◆ Records:
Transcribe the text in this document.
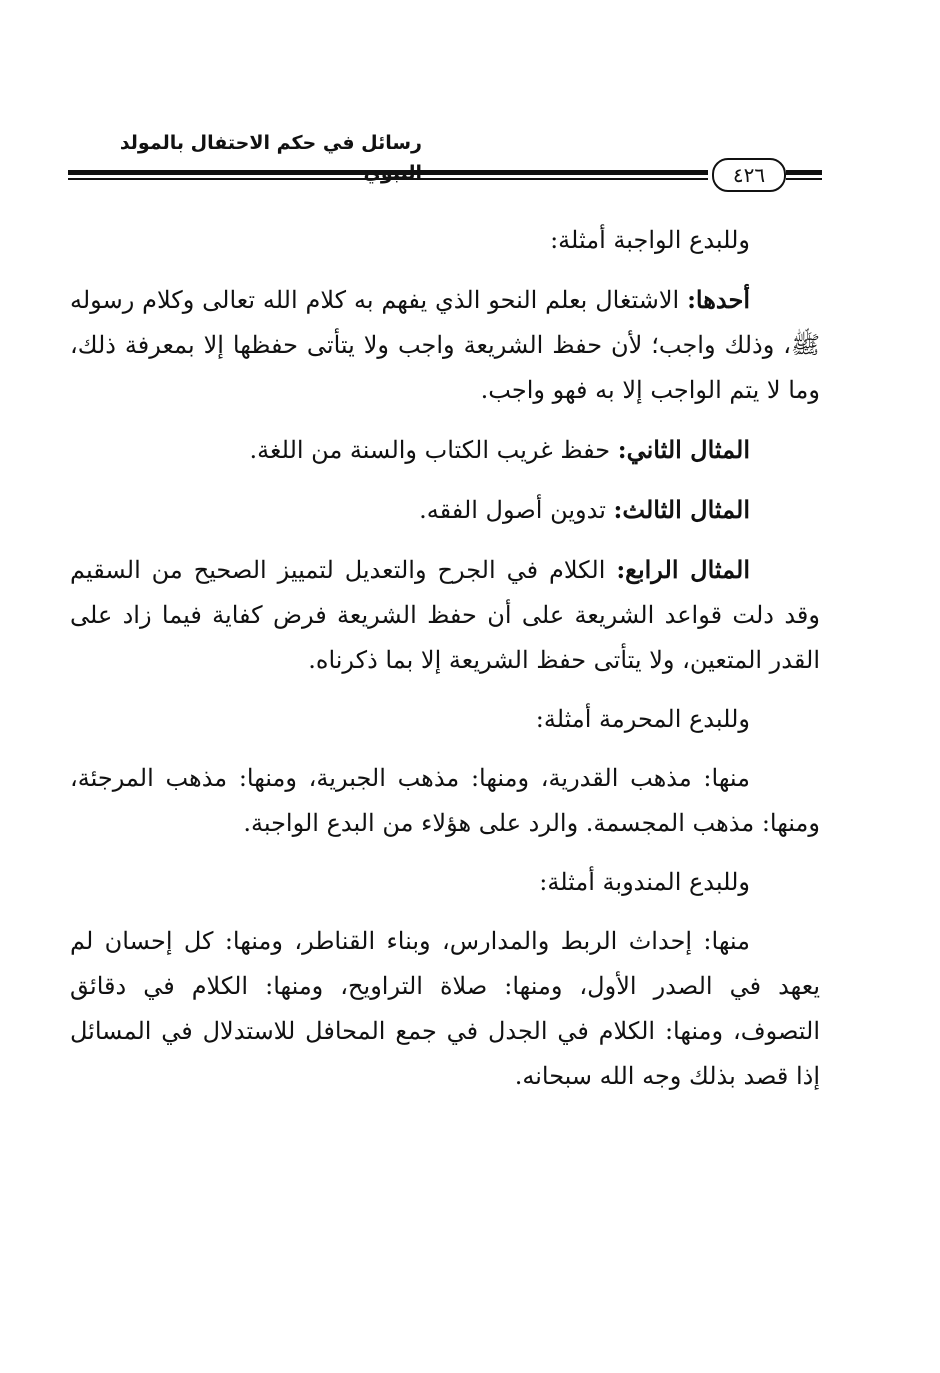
رسائل في حكم الاحتفال بالمولد
٤٢٦

وللبدع الواجبة أمثلة:

أحدها: الاشتغال بعلم النحو الذي يفهم به كلام الله تعالى وكلام رسوله ﷺ، وذلك واجب؛ لأن حفظ الشريعة واجب ولا يتأتى حفظها إلا بمعرفة ذلك، وما لا يتم الواجب إلا به فهو واجب.

المثال الثاني: حفظ غريب الكتاب والسنة من اللغة.

المثال الثالث: تدوين أصول الفقه.

المثال الرابع: الكلام في الجرح والتعديل لتمييز الصحيح من السقيم وقد دلت قواعد الشريعة على أن حفظ الشريعة فرض كفاية فيما زاد على القدر المتعين، ولا يتأتى حفظ الشريعة إلا بما ذكرناه.

وللبدع المحرمة أمثلة:

منها: مذهب القدرية، ومنها: مذهب الجبرية، ومنها: مذهب المرجئة، ومنها: مذهب المجسمة. والرد على هؤلاء من البدع الواجبة.

وللبدع المندوبة أمثلة:

منها: إحداث الربط والمدارس، وبناء القناطر، ومنها: كل إحسان لم يعهد في الصدر الأول، ومنها: صلاة التراويح، ومنها: الكلام في دقائق التصوف، ومنها: الكلام في الجدل في جمع المحافل للاستدلال في المسائل إذا قصد بذلك وجه الله سبحانه.
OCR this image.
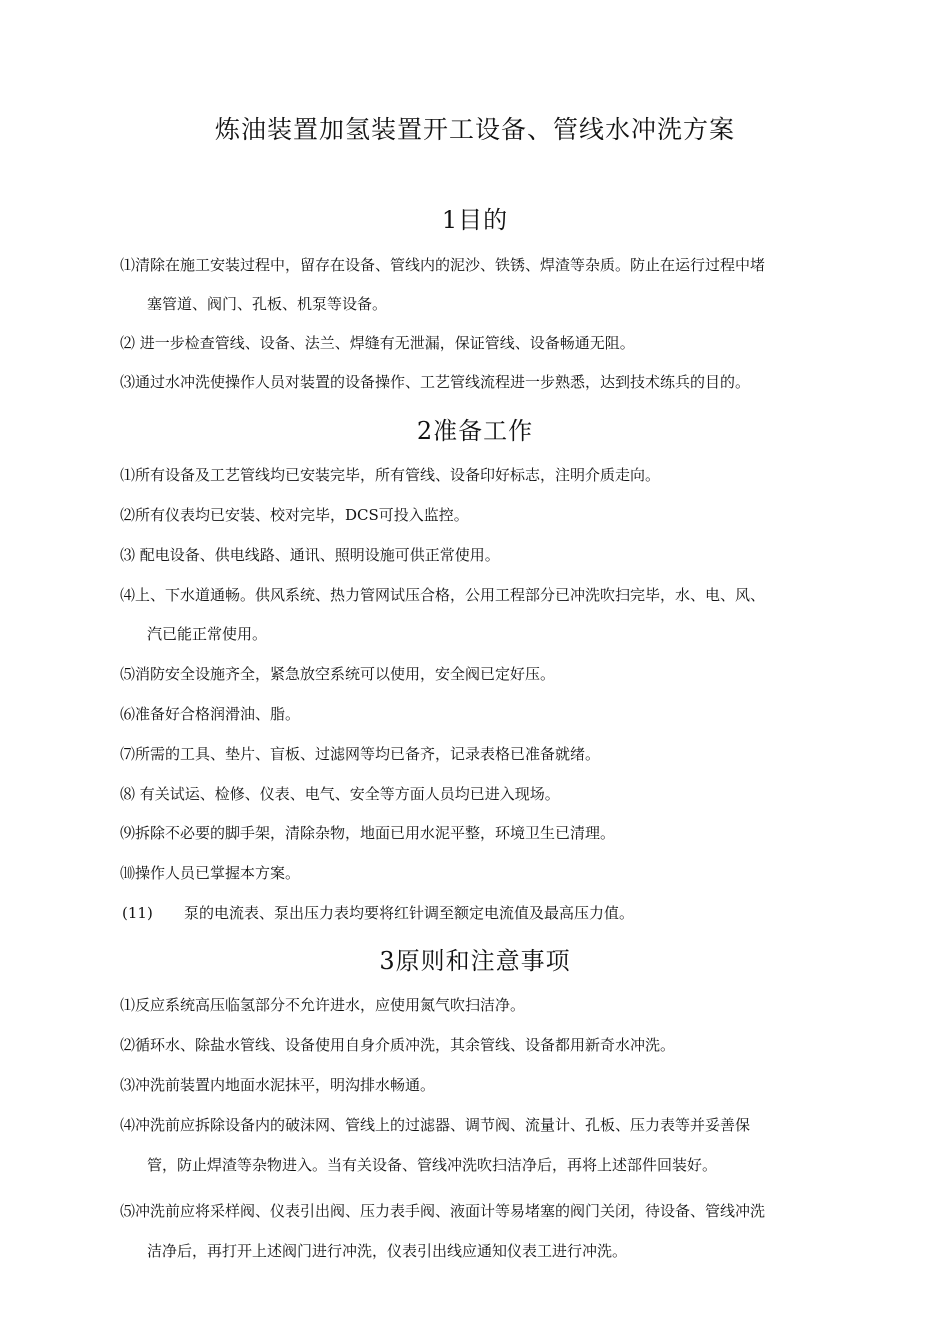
炼油装置加氢装置开工设备、管线水冲洗方案
1目的
⑴清除在施工安装过程中，留存在设备、管线内的泥沙、铁锈、焊渣等杂质。防止在运行过程中堵
塞管道、阀门、孔板、机泵等设备。
⑵ 进一步检查管线、设备、法兰、焊缝有无泄漏，保证管线、设备畅通无阻。
⑶通过水冲洗使操作人员对装置的设备操作、工艺管线流程进一步熟悉，达到技术练兵的目的。
2准备工作
⑴所有设备及工艺管线均已安装完毕，所有管线、设备印好标志，注明介质走向。
⑵所有仪表均已安装、校对完毕，DCS可投入监控。
⑶ 配电设备、供电线路、通讯、照明设施可供正常使用。
⑷上、下水道通畅。供风系统、热力管网试压合格，公用工程部分已冲洗吹扫完毕，水、电、风、
汽已能正常使用。
⑸消防安全设施齐全，紧急放空系统可以使用，安全阀已定好压。
⑹准备好合格润滑油、脂。
⑺所需的工具、垫片、盲板、过滤网等均已备齐，记录表格已准备就绪。
⑻ 有关试运、检修、仪表、电气、安全等方面人员均已进入现场。
⑼拆除不必要的脚手架，清除杂物，地面已用水泥平整，环境卫生已清理。
⑽操作人员已掌握本方案。
(11) 泵的电流表、泵出压力表均要将红针调至额定电流值及最高压力值。
3原则和注意事项
⑴反应系统高压临氢部分不允许进水，应使用氮气吹扫洁净。
⑵循环水、除盐水管线、设备使用自身介质冲洗，其余管线、设备都用新奇水冲洗。
⑶冲洗前装置内地面水泥抹平，明沟排水畅通。
⑷冲洗前应拆除设备内的破沫网、管线上的过滤器、调节阀、流量计、孔板、压力表等并妥善保
管，防止焊渣等杂物进入。当有关设备、管线冲洗吹扫洁净后，再将上述部件回装好。
⑸冲洗前应将采样阀、仪表引出阀、压力表手阀、液面计等易堵塞的阀门关闭，待设备、管线冲洗
洁净后，再打开上述阀门进行冲洗，仪表引出线应通知仪表工进行冲洗。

◆ Set task: Leave out the pictures and copy the rest of the material above exactly.

◆ Solution to this exercise:
Transcribe the text in this document.
رسائل في حكم الاحتفال بالمولد
٤٢٦

وللبدع الواجبة أمثلة:

أحدها: الاشتغال بعلم النحو الذي يفهم به كلام الله تعالى وكلام رسوله ﷺ، وذلك واجب؛ لأن حفظ الشريعة واجب ولا يتأتى حفظها إلا بمعرفة ذلك، وما لا يتم الواجب إلا به فهو واجب.

المثال الثاني: حفظ غريب الكتاب والسنة من اللغة.

المثال الثالث: تدوين أصول الفقه.

المثال الرابع: الكلام في الجرح والتعديل لتمييز الصحيح من السقيم وقد دلت قواعد الشريعة على أن حفظ الشريعة فرض كفاية فيما زاد على القدر المتعين، ولا يتأتى حفظ الشريعة إلا بما ذكرناه.

وللبدع المحرمة أمثلة:

منها: مذهب القدرية، ومنها: مذهب الجبرية، ومنها: مذهب المرجئة، ومنها: مذهب المجسمة. والرد على هؤلاء من البدع الواجبة.

وللبدع المندوبة أمثلة:

منها: إحداث الربط والمدارس، وبناء القناطر، ومنها: كل إحسان لم يعهد في الصدر الأول، ومنها: صلاة التراويح، ومنها: الكلام في دقائق التصوف، ومنها: الكلام في الجدل في جمع المحافل للاستدلال في المسائل إذا قصد بذلك وجه الله سبحانه.
OCR this image.
炼油装置加氢装置开工设备、管线水冲洗方案
1目的
⑴清除在施工安装过程中，留存在设备、管线内的泥沙、铁锈、焊渣等杂质。防止在运行过程中堵
塞管道、阀门、孔板、机泵等设备。
⑵ 进一步检查管线、设备、法兰、焊缝有无泄漏，保证管线、设备畅通无阻。
⑶通过水冲洗使操作人员对装置的设备操作、工艺管线流程进一步熟悉，达到技术练兵的目的。
2准备工作
⑴所有设备及工艺管线均已安装完毕，所有管线、设备印好标志，注明介质走向。
⑵所有仪表均已安装、校对完毕，DCS可投入监控。
⑶ 配电设备、供电线路、通讯、照明设施可供正常使用。
⑷上、下水道通畅。供风系统、热力管网试压合格，公用工程部分已冲洗吹扫完毕，水、电、风、
汽已能正常使用。
⑸消防安全设施齐全，紧急放空系统可以使用，安全阀已定好压。
⑹准备好合格润滑油、脂。
⑺所需的工具、垫片、盲板、过滤网等均已备齐，记录表格已准备就绪。
⑻ 有关试运、检修、仪表、电气、安全等方面人员均已进入现场。
⑼拆除不必要的脚手架，清除杂物，地面已用水泥平整，环境卫生已清理。
⑽操作人员已掌握本方案。
(11) 泵的电流表、泵出压力表均要将红针调至额定电流值及最高压力值。
3原则和注意事项
⑴反应系统高压临氢部分不允许进水，应使用氮气吹扫洁净。
⑵循环水、除盐水管线、设备使用自身介质冲洗，其余管线、设备都用新奇水冲洗。
⑶冲洗前装置内地面水泥抹平，明沟排水畅通。
⑷冲洗前应拆除设备内的破沫网、管线上的过滤器、调节阀、流量计、孔板、压力表等并妥善保
管，防止焊渣等杂物进入。当有关设备、管线冲洗吹扫洁净后，再将上述部件回装好。
⑸冲洗前应将采样阀、仪表引出阀、压力表手阀、液面计等易堵塞的阀门关闭，待设备、管线冲洗
洁净后，再打开上述阀门进行冲洗，仪表引出线应通知仪表工进行冲洗。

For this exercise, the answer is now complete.